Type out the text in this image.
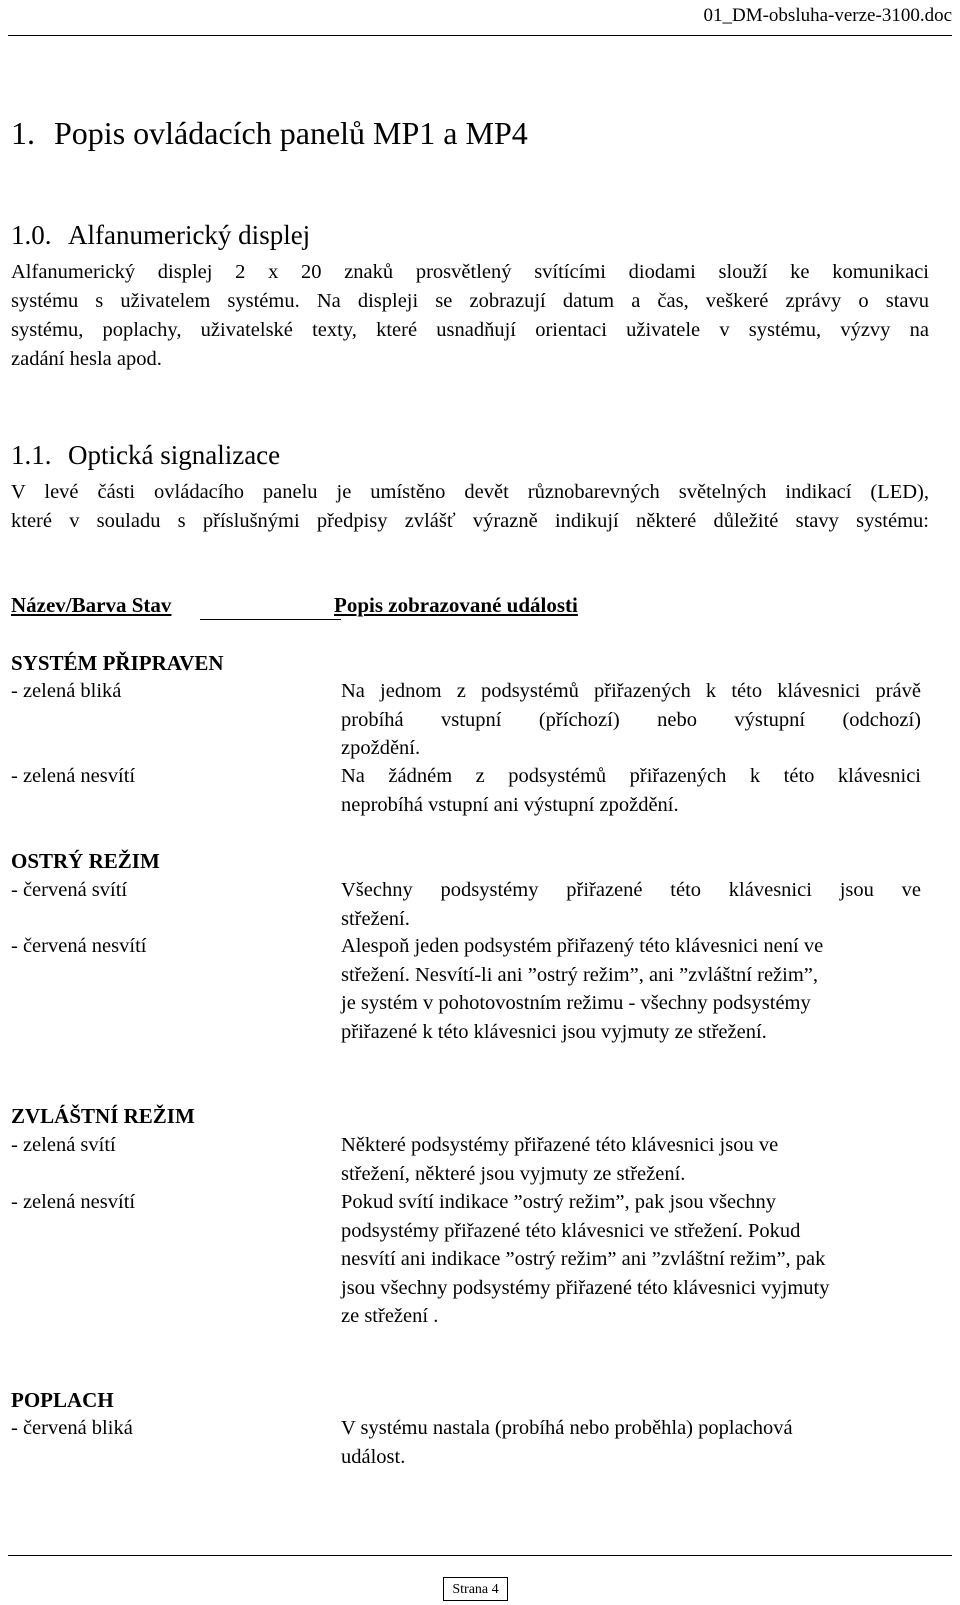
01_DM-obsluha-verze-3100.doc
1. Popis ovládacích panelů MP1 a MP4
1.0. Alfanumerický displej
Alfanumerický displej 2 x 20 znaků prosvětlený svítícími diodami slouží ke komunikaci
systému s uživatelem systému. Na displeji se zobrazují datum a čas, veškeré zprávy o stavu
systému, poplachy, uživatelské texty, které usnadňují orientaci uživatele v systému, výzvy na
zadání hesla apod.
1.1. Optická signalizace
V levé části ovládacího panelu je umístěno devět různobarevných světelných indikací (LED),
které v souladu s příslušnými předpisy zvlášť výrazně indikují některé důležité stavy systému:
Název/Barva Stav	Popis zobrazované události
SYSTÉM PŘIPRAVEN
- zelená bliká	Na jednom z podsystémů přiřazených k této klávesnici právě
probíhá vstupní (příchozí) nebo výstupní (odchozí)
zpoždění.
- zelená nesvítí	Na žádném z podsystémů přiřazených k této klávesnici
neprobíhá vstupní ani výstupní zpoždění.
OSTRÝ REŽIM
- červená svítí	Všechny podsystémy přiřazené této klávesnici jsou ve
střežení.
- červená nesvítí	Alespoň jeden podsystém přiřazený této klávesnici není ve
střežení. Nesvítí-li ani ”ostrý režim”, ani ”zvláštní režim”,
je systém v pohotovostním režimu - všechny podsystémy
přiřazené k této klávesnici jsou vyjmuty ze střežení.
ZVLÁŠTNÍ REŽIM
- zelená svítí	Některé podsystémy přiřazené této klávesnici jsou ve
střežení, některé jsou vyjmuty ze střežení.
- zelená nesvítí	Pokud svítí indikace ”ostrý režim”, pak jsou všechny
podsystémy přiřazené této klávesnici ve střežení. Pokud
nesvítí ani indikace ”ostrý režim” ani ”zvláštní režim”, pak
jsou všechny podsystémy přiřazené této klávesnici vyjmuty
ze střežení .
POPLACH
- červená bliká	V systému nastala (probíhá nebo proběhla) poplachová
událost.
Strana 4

----

▶ **TASK STATEMENT**
Except for the pictures, copy every line of the records above exactly.

▶ **PROBLEM SOLUTION**
Type out the text in this image.
01_DM-obsluha-verze-3100.doc
1. Popis ovládacích panelů MP1 a MP4
1.0. Alfanumerický displej
Alfanumerický displej 2 x 20 znaků prosvětlený svítícími diodami slouží ke komunikaci
systému s uživatelem systému. Na displeji se zobrazují datum a čas, veškeré zprávy o stavu
systému, poplachy, uživatelské texty, které usnadňují orientaci uživatele v systému, výzvy na
zadání hesla apod.
1.1. Optická signalizace
V levé části ovládacího panelu je umístěno devět různobarevných světelných indikací (LED),
které v souladu s příslušnými předpisy zvlášť výrazně indikují některé důležité stavy systému:
Název/Barva Stav	Popis zobrazované události
SYSTÉM PŘIPRAVEN
- zelená bliká	Na jednom z podsystémů přiřazených k této klávesnici právě
probíhá vstupní (příchozí) nebo výstupní (odchozí)
zpoždění.
- zelená nesvítí	Na žádném z podsystémů přiřazených k této klávesnici
neprobíhá vstupní ani výstupní zpoždění.
OSTRÝ REŽIM
- červená svítí	Všechny podsystémy přiřazené této klávesnici jsou ve
střežení.
- červená nesvítí	Alespoň jeden podsystém přiřazený této klávesnici není ve
střežení. Nesvítí-li ani ”ostrý režim”, ani ”zvláštní režim”,
je systém v pohotovostním režimu - všechny podsystémy
přiřazené k této klávesnici jsou vyjmuty ze střežení.
ZVLÁŠTNÍ REŽIM
- zelená svítí	Některé podsystémy přiřazené této klávesnici jsou ve
střežení, některé jsou vyjmuty ze střežení.
- zelená nesvítí	Pokud svítí indikace ”ostrý režim”, pak jsou všechny
podsystémy přiřazené této klávesnici ve střežení. Pokud
nesvítí ani indikace ”ostrý režim” ani ”zvláštní režim”, pak
jsou všechny podsystémy přiřazené této klávesnici vyjmuty
ze střežení .
POPLACH
- červená bliká	V systému nastala (probíhá nebo proběhla) poplachová
událost.
Strana 4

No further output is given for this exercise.